### Stated exercise
Reproduce each record exactly.

### Source material
··········

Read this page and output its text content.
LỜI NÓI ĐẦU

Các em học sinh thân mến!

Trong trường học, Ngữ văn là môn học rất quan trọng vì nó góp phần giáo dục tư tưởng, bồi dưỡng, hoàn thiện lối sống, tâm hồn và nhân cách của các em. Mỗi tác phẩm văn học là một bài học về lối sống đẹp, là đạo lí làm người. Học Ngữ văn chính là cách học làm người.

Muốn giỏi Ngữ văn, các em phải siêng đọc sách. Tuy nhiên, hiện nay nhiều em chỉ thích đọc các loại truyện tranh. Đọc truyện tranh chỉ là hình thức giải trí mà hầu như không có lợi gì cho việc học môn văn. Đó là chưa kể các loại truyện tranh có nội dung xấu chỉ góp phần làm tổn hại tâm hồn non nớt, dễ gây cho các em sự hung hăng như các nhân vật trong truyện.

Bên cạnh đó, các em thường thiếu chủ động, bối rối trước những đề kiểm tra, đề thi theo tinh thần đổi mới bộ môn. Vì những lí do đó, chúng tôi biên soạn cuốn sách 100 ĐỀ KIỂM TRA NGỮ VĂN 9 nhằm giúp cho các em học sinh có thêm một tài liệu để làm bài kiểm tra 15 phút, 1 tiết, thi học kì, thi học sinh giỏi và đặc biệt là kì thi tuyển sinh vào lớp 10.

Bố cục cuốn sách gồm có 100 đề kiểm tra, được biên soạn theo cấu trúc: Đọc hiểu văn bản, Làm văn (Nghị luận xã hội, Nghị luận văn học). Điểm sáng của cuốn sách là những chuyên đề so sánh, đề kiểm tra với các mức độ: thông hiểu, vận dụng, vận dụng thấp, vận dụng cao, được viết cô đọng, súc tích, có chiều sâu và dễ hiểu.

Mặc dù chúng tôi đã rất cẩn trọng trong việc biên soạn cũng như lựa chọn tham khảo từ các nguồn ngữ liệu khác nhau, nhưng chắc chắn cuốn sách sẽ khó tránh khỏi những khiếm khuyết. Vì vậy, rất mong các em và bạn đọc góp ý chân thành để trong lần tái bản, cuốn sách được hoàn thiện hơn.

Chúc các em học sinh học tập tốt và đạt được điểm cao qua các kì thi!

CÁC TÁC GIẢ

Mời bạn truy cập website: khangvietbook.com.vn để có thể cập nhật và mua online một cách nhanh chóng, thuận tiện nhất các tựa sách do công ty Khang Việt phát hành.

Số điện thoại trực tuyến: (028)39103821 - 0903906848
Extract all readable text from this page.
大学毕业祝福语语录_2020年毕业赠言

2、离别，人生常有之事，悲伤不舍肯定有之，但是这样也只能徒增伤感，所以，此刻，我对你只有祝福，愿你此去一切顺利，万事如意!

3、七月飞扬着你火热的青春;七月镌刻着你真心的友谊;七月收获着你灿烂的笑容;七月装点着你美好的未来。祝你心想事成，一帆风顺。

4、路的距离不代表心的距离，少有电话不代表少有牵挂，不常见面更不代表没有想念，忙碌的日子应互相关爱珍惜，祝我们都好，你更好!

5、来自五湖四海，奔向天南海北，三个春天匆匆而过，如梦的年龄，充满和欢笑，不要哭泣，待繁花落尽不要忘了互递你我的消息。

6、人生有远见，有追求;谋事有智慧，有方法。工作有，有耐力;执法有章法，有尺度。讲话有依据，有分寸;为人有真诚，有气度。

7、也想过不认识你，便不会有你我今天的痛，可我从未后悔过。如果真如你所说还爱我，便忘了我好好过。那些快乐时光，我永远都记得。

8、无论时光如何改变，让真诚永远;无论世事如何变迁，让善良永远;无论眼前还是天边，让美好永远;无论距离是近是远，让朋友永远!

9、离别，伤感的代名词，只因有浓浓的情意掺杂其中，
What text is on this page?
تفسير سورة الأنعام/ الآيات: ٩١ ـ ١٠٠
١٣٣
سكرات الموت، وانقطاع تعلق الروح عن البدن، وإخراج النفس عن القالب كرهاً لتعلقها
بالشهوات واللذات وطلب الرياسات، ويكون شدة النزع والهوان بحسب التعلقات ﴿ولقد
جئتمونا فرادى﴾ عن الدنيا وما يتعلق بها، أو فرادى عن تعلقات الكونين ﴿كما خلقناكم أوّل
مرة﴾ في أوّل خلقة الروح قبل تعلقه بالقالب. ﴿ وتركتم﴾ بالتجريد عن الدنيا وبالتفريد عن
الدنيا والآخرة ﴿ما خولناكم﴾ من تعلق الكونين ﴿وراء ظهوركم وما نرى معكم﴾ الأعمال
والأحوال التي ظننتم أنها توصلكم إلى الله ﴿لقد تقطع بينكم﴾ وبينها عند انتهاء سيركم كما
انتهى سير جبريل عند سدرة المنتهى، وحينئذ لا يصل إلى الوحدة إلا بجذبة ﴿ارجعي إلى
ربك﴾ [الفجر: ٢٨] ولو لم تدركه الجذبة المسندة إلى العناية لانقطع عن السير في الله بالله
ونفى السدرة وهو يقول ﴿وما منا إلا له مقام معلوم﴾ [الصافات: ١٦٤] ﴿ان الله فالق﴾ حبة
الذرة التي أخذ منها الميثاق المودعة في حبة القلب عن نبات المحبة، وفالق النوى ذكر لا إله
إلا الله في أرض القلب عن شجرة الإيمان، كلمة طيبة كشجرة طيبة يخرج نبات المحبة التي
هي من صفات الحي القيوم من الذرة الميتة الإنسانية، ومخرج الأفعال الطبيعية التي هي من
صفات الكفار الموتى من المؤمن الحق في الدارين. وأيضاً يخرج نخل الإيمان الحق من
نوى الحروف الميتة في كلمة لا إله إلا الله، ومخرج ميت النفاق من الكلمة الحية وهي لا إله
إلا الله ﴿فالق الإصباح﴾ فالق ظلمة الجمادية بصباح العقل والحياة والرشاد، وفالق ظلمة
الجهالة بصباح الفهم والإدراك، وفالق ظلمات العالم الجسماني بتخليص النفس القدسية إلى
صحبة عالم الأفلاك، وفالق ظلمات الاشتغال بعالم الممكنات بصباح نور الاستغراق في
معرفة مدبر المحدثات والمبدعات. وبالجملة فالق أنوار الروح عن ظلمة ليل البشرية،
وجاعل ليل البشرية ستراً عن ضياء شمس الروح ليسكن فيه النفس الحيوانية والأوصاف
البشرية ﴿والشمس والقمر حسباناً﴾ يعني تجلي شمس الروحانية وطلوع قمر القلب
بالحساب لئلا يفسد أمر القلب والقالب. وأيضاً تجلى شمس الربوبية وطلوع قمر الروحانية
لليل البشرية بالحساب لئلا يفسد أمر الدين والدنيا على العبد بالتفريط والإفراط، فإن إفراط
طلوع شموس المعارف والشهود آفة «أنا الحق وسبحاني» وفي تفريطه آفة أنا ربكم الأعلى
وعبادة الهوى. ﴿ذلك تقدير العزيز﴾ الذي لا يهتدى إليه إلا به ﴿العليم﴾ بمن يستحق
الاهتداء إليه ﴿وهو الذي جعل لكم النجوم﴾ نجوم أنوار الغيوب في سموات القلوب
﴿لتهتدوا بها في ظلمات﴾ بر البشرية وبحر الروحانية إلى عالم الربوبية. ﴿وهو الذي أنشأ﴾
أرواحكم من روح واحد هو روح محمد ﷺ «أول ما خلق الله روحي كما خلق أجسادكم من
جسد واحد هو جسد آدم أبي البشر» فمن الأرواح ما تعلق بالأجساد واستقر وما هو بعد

··········

### Output below
Read this page and output its text content.
LỜI NÓI ĐẦU

Các em học sinh thân mến!

Trong trường học, Ngữ văn là môn học rất quan trọng vì nó góp phần giáo dục tư tưởng, bồi dưỡng, hoàn thiện lối sống, tâm hồn và nhân cách của các em. Mỗi tác phẩm văn học là một bài học về lối sống đẹp, là đạo lí làm người. Học Ngữ văn chính là cách học làm người.

Muốn giỏi Ngữ văn, các em phải siêng đọc sách. Tuy nhiên, hiện nay nhiều em chỉ thích đọc các loại truyện tranh. Đọc truyện tranh chỉ là hình thức giải trí mà hầu như không có lợi gì cho việc học môn văn. Đó là chưa kể các loại truyện tranh có nội dung xấu chỉ góp phần làm tổn hại tâm hồn non nớt, dễ gây cho các em sự hung hăng như các nhân vật trong truyện.

Bên cạnh đó, các em thường thiếu chủ động, bối rối trước những đề kiểm tra, đề thi theo tinh thần đổi mới bộ môn. Vì những lí do đó, chúng tôi biên soạn cuốn sách 100 ĐỀ KIỂM TRA NGỮ VĂN 9 nhằm giúp cho các em học sinh có thêm một tài liệu để làm bài kiểm tra 15 phút, 1 tiết, thi học kì, thi học sinh giỏi và đặc biệt là kì thi tuyển sinh vào lớp 10.

Bố cục cuốn sách gồm có 100 đề kiểm tra, được biên soạn theo cấu trúc: Đọc hiểu văn bản, Làm văn (Nghị luận xã hội, Nghị luận văn học). Điểm sáng của cuốn sách là những chuyên đề so sánh, đề kiểm tra với các mức độ: thông hiểu, vận dụng, vận dụng thấp, vận dụng cao, được viết cô đọng, súc tích, có chiều sâu và dễ hiểu.

Mặc dù chúng tôi đã rất cẩn trọng trong việc biên soạn cũng như lựa chọn tham khảo từ các nguồn ngữ liệu khác nhau, nhưng chắc chắn cuốn sách sẽ khó tránh khỏi những khiếm khuyết. Vì vậy, rất mong các em và bạn đọc góp ý chân thành để trong lần tái bản, cuốn sách được hoàn thiện hơn.

Chúc các em học sinh học tập tốt và đạt được điểm cao qua các kì thi!

CÁC TÁC GIẢ

Mời bạn truy cập website: khangvietbook.com.vn để có thể cập nhật và mua online một cách nhanh chóng, thuận tiện nhất các tựa sách do công ty Khang Việt phát hành.

Số điện thoại trực tuyến: (028)39103821 - 0903906848
Extract all readable text from this page.
大学毕业祝福语语录_2020年毕业赠言

2、离别，人生常有之事，悲伤不舍肯定有之，但是这样也只能徒增伤感，所以，此刻，我对你只有祝福，愿你此去一切顺利，万事如意!

3、七月飞扬着你火热的青春;七月镌刻着你真心的友谊;七月收获着你灿烂的笑容;七月装点着你美好的未来。祝你心想事成，一帆风顺。

4、路的距离不代表心的距离，少有电话不代表少有牵挂，不常见面更不代表没有想念，忙碌的日子应互相关爱珍惜，祝我们都好，你更好!

5、来自五湖四海，奔向天南海北，三个春天匆匆而过，如梦的年龄，充满和欢笑，不要哭泣，待繁花落尽不要忘了互递你我的消息。

6、人生有远见，有追求;谋事有智慧，有方法。工作有，有耐力;执法有章法，有尺度。讲话有依据，有分寸;为人有真诚，有气度。

7、也想过不认识你，便不会有你我今天的痛，可我从未后悔过。如果真如你所说还爱我，便忘了我好好过。那些快乐时光，我永远都记得。

8、无论时光如何改变，让真诚永远;无论世事如何变迁，让善良永远;无论眼前还是天边，让美好永远;无论距离是近是远，让朋友永远!

9、离别，伤感的代名词，只因有浓浓的情意掺杂其中，
What text is on this page?
تفسير سورة الأنعام/ الآيات: ٩١ ـ ١٠٠
١٣٣
سكرات الموت، وانقطاع تعلق الروح عن البدن، وإخراج النفس عن القالب كرهاً لتعلقها
بالشهوات واللذات وطلب الرياسات، ويكون شدة النزع والهوان بحسب التعلقات ﴿ولقد
جئتمونا فرادى﴾ عن الدنيا وما يتعلق بها، أو فرادى عن تعلقات الكونين ﴿كما خلقناكم أوّل
مرة﴾ في أوّل خلقة الروح قبل تعلقه بالقالب. ﴿ وتركتم﴾ بالتجريد عن الدنيا وبالتفريد عن
الدنيا والآخرة ﴿ما خولناكم﴾ من تعلق الكونين ﴿وراء ظهوركم وما نرى معكم﴾ الأعمال
والأحوال التي ظننتم أنها توصلكم إلى الله ﴿لقد تقطع بينكم﴾ وبينها عند انتهاء سيركم كما
انتهى سير جبريل عند سدرة المنتهى، وحينئذ لا يصل إلى الوحدة إلا بجذبة ﴿ارجعي إلى
ربك﴾ [الفجر: ٢٨] ولو لم تدركه الجذبة المسندة إلى العناية لانقطع عن السير في الله بالله
ونفى السدرة وهو يقول ﴿وما منا إلا له مقام معلوم﴾ [الصافات: ١٦٤] ﴿ان الله فالق﴾ حبة
الذرة التي أخذ منها الميثاق المودعة في حبة القلب عن نبات المحبة، وفالق النوى ذكر لا إله
إلا الله في أرض القلب عن شجرة الإيمان، كلمة طيبة كشجرة طيبة يخرج نبات المحبة التي
هي من صفات الحي القيوم من الذرة الميتة الإنسانية، ومخرج الأفعال الطبيعية التي هي من
صفات الكفار الموتى من المؤمن الحق في الدارين. وأيضاً يخرج نخل الإيمان الحق من
نوى الحروف الميتة في كلمة لا إله إلا الله، ومخرج ميت النفاق من الكلمة الحية وهي لا إله
إلا الله ﴿فالق الإصباح﴾ فالق ظلمة الجمادية بصباح العقل والحياة والرشاد، وفالق ظلمة
الجهالة بصباح الفهم والإدراك، وفالق ظلمات العالم الجسماني بتخليص النفس القدسية إلى
صحبة عالم الأفلاك، وفالق ظلمات الاشتغال بعالم الممكنات بصباح نور الاستغراق في
معرفة مدبر المحدثات والمبدعات. وبالجملة فالق أنوار الروح عن ظلمة ليل البشرية،
وجاعل ليل البشرية ستراً عن ضياء شمس الروح ليسكن فيه النفس الحيوانية والأوصاف
البشرية ﴿والشمس والقمر حسباناً﴾ يعني تجلي شمس الروحانية وطلوع قمر القلب
بالحساب لئلا يفسد أمر القلب والقالب. وأيضاً تجلى شمس الربوبية وطلوع قمر الروحانية
لليل البشرية بالحساب لئلا يفسد أمر الدين والدنيا على العبد بالتفريط والإفراط، فإن إفراط
طلوع شموس المعارف والشهود آفة «أنا الحق وسبحاني» وفي تفريطه آفة أنا ربكم الأعلى
وعبادة الهوى. ﴿ذلك تقدير العزيز﴾ الذي لا يهتدى إليه إلا به ﴿العليم﴾ بمن يستحق
الاهتداء إليه ﴿وهو الذي جعل لكم النجوم﴾ نجوم أنوار الغيوب في سموات القلوب
﴿لتهتدوا بها في ظلمات﴾ بر البشرية وبحر الروحانية إلى عالم الربوبية. ﴿وهو الذي أنشأ﴾
أرواحكم من روح واحد هو روح محمد ﷺ «أول ما خلق الله روحي كما خلق أجسادكم من
جسد واحد هو جسد آدم أبي البشر» فمن الأرواح ما تعلق بالأجساد واستقر وما هو بعد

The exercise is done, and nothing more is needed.